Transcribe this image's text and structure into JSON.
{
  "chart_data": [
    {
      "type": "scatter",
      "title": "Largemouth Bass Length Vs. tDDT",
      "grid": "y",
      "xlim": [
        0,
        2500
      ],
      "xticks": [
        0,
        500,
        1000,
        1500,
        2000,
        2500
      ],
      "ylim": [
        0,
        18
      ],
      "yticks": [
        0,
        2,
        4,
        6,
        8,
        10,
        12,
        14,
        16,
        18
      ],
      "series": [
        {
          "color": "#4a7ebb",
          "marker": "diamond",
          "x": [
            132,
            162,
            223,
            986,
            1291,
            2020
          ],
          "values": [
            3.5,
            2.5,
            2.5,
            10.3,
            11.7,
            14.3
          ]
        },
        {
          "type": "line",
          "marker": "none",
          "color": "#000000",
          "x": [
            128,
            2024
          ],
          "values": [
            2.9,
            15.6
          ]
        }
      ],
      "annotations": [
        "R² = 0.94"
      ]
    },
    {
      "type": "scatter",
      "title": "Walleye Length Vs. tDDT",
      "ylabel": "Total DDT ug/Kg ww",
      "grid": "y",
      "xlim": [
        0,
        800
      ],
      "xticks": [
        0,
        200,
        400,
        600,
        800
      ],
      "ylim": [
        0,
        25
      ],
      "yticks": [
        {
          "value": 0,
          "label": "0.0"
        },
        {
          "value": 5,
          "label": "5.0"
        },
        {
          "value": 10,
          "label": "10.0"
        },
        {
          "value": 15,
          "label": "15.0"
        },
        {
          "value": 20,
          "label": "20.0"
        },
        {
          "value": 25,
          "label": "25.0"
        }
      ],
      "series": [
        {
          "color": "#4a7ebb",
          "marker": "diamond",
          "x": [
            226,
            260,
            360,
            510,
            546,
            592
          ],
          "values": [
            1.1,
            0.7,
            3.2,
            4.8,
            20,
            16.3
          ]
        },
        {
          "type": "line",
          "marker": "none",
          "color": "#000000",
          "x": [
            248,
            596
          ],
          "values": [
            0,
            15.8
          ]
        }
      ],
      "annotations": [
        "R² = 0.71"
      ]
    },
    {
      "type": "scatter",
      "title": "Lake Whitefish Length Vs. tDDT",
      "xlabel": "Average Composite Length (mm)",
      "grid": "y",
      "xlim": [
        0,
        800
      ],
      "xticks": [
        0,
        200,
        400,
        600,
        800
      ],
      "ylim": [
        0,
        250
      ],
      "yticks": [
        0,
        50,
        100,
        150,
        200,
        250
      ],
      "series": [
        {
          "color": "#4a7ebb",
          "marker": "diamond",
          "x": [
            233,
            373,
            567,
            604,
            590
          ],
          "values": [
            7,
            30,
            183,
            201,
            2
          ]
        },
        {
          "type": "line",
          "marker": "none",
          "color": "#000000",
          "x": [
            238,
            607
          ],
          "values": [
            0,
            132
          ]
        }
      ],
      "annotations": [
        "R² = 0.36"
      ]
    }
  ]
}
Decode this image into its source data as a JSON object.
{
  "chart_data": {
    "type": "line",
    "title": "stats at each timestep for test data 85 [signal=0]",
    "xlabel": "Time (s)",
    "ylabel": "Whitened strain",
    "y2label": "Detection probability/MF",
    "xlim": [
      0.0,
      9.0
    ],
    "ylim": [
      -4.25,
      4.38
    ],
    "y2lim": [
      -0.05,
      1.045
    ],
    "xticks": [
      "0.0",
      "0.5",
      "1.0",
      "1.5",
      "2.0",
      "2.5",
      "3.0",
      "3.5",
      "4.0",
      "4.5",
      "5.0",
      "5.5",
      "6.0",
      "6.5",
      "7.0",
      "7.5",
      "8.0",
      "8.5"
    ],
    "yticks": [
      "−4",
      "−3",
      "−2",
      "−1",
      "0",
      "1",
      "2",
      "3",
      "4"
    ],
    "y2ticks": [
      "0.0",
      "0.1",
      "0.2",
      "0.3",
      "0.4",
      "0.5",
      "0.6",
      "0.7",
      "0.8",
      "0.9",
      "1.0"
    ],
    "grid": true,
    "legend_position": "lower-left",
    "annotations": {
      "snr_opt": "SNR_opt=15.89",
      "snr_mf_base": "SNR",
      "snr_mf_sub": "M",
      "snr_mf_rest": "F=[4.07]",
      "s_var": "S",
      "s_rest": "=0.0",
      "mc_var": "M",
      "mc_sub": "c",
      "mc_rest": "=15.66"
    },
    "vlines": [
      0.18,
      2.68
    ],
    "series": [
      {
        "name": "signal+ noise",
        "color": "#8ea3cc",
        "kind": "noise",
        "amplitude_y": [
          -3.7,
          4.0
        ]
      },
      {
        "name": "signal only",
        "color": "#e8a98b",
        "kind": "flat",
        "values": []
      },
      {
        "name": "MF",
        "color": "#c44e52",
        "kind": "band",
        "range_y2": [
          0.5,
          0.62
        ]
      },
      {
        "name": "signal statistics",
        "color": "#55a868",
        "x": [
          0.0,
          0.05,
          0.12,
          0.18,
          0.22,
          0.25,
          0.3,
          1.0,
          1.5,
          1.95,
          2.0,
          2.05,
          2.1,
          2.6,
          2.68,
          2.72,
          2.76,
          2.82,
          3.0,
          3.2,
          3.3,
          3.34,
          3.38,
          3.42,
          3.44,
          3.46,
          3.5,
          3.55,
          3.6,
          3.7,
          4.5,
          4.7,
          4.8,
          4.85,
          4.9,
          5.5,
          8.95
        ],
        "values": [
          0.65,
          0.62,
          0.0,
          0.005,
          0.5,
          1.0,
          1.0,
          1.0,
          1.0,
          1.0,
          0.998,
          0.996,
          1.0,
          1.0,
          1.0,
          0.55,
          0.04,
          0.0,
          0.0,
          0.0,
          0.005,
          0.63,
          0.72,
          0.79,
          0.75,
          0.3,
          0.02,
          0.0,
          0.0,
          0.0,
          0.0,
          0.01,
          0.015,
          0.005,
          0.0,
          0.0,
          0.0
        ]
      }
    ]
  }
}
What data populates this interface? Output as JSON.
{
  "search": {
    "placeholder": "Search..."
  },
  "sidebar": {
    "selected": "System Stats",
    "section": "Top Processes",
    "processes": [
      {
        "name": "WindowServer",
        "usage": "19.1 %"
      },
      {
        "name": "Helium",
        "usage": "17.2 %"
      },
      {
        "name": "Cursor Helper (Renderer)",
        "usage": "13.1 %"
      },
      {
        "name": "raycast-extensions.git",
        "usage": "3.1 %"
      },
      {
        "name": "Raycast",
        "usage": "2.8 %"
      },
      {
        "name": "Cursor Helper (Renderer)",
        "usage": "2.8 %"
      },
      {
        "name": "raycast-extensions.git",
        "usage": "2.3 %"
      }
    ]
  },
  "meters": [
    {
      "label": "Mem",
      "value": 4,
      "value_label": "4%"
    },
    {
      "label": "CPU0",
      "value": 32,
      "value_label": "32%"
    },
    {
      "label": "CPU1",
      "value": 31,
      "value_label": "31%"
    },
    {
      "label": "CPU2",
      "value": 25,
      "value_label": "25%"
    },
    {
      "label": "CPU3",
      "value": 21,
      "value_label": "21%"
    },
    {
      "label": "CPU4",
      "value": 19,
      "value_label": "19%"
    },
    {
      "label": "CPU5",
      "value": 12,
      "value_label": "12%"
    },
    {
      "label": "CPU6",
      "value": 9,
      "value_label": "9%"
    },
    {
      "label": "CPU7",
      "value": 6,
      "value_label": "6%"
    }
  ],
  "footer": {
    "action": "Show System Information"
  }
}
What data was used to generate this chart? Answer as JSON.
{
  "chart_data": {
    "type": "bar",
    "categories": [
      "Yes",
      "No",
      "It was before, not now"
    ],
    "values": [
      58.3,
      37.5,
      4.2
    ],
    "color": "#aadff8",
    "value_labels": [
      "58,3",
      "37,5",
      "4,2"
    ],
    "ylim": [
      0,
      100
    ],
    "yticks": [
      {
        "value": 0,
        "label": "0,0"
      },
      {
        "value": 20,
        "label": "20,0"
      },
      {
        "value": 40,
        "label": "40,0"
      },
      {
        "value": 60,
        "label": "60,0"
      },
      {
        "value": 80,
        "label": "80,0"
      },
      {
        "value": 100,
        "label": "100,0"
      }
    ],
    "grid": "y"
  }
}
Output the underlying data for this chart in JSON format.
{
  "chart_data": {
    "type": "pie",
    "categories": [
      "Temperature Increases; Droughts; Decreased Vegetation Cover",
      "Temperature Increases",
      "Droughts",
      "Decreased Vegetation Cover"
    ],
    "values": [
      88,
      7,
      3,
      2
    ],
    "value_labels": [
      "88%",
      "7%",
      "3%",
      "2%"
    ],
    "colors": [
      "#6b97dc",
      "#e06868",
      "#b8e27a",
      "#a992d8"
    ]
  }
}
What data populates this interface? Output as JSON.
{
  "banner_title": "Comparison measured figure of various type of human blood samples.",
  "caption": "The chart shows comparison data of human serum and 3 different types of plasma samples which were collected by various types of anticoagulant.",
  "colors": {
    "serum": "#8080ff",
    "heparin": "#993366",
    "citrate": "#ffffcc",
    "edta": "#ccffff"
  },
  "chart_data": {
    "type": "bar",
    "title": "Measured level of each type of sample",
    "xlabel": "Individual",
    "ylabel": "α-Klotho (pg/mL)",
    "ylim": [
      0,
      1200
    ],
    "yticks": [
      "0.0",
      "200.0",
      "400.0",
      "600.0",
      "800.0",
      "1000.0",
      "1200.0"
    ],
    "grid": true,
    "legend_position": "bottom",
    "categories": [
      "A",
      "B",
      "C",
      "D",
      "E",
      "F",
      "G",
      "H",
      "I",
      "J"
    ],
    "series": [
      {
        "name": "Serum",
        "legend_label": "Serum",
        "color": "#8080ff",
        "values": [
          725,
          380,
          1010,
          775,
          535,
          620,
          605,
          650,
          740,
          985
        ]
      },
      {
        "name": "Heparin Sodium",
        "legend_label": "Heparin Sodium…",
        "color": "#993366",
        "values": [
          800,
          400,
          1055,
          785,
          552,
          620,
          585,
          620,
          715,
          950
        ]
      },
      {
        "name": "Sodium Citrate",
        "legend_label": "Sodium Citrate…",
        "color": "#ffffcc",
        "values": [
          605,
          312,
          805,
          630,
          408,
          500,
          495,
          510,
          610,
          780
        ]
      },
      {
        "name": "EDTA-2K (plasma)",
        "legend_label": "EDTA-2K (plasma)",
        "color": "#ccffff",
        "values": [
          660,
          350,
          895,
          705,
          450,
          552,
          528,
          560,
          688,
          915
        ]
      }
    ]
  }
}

□ □ □ □

### WRITTEN TASK
Exactly how many lines contain "Temperature"? State the number and nothing else.

### FULL SOLUTION
2